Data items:
○ ○ ○ ○ ○ ○ ○
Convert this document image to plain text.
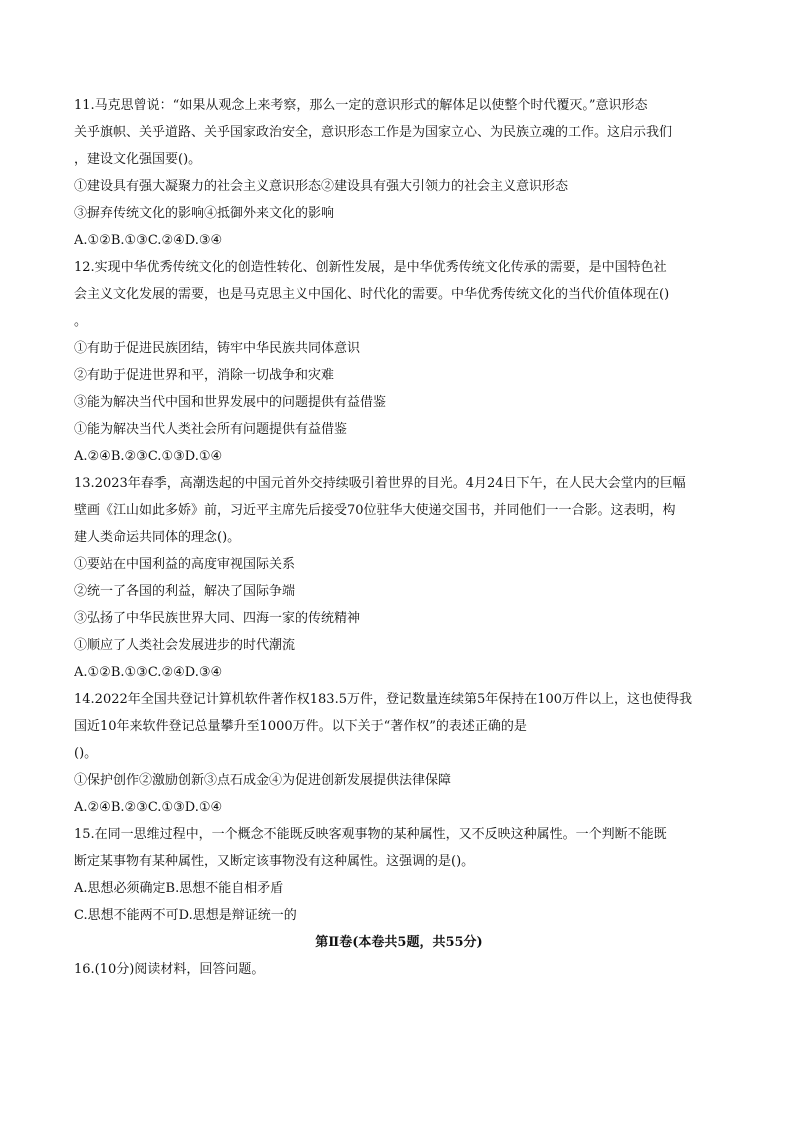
11.马克思曾说：“如果从观念上来考察，那么一定的意识形式的解体足以使整个时代覆灭。”意识形态
关乎旗帜、关乎道路、关乎国家政治安全，意识形态工作是为国家立心、为民族立魂的工作。这启示我们
，建设文化强国要()。
①建设具有强大凝聚力的社会主义意识形态②建设具有强大引领力的社会主义意识形态
③摒弃传统文化的影响④抵御外来文化的影响
A.①②B.①③C.②④D.③④
12.实现中华优秀传统文化的创造性转化、创新性发展，是中华优秀传统文化传承的需要，是中国特色社
会主义文化发展的需要，也是马克思主义中国化、时代化的需要。中华优秀传统文化的当代价值体现在()
。
①有助于促进民族团结，铸牢中华民族共同体意识
②有助于促进世界和平，消除一切战争和灾难
③能为解决当代中国和世界发展中的问题提供有益借鉴
①能为解决当代人类社会所有问题提供有益借鉴
A.②④B.②③C.①③D.①④
13.2023年春季，高潮迭起的中国元首外交持续吸引着世界的目光。4月24日下午，在人民大会堂内的巨幅
壁画《江山如此多娇》前，习近平主席先后接受70位驻华大使递交国书，并同他们一一合影。这表明，构
建人类命运共同体的理念()。
①要站在中国利益的高度审视国际关系
②统一了各国的利益，解决了国际争端
③弘扬了中华民族世界大同、四海一家的传统精神
①顺应了人类社会发展进步的时代潮流
A.①②B.①③C.②④D.③④
14.2022年全国共登记计算机软件著作权183.5万件，登记数量连续第5年保持在100万件以上，这也使得我
国近10年来软件登记总量攀升至1000万件。以下关于“著作权”的表述正确的是
()。
①保护创作②激励创新③点石成金④为促进创新发展提供法律保障
A.②④B.②③C.①③D.①④
15.在同一思维过程中，一个概念不能既反映客观事物的某种属性，又不反映这种属性。一个判断不能既
断定某事物有某种属性，又断定该事物没有这种属性。这强调的是()。
A.思想必须确定B.思想不能自相矛盾
C.思想不能两不可D.思想是辩证统一的
第Ⅱ卷(本卷共5题，共55分)
16.(10分)阅读材料，回答问题。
○ ○ ○ ○ ○ ○ ○
= The problem =
Copy the records exactly. Skip the pictures.

= Answer to this task =
Convert this document image to plain text.
11.马克思曾说：“如果从观念上来考察，那么一定的意识形式的解体足以使整个时代覆灭。”意识形态
关乎旗帜、关乎道路、关乎国家政治安全，意识形态工作是为国家立心、为民族立魂的工作。这启示我们
，建设文化强国要()。
①建设具有强大凝聚力的社会主义意识形态②建设具有强大引领力的社会主义意识形态
③摒弃传统文化的影响④抵御外来文化的影响
A.①②B.①③C.②④D.③④
12.实现中华优秀传统文化的创造性转化、创新性发展，是中华优秀传统文化传承的需要，是中国特色社
会主义文化发展的需要，也是马克思主义中国化、时代化的需要。中华优秀传统文化的当代价值体现在()
。
①有助于促进民族团结，铸牢中华民族共同体意识
②有助于促进世界和平，消除一切战争和灾难
③能为解决当代中国和世界发展中的问题提供有益借鉴
①能为解决当代人类社会所有问题提供有益借鉴
A.②④B.②③C.①③D.①④
13.2023年春季，高潮迭起的中国元首外交持续吸引着世界的目光。4月24日下午，在人民大会堂内的巨幅
壁画《江山如此多娇》前，习近平主席先后接受70位驻华大使递交国书，并同他们一一合影。这表明，构
建人类命运共同体的理念()。
①要站在中国利益的高度审视国际关系
②统一了各国的利益，解决了国际争端
③弘扬了中华民族世界大同、四海一家的传统精神
①顺应了人类社会发展进步的时代潮流
A.①②B.①③C.②④D.③④
14.2022年全国共登记计算机软件著作权183.5万件，登记数量连续第5年保持在100万件以上，这也使得我
国近10年来软件登记总量攀升至1000万件。以下关于“著作权”的表述正确的是
()。
①保护创作②激励创新③点石成金④为促进创新发展提供法律保障
A.②④B.②③C.①③D.①④
15.在同一思维过程中，一个概念不能既反映客观事物的某种属性，又不反映这种属性。一个判断不能既
断定某事物有某种属性，又断定该事物没有这种属性。这强调的是()。
A.思想必须确定B.思想不能自相矛盾
C.思想不能两不可D.思想是辩证统一的
第Ⅱ卷(本卷共5题，共55分)
16.(10分)阅读材料，回答问题。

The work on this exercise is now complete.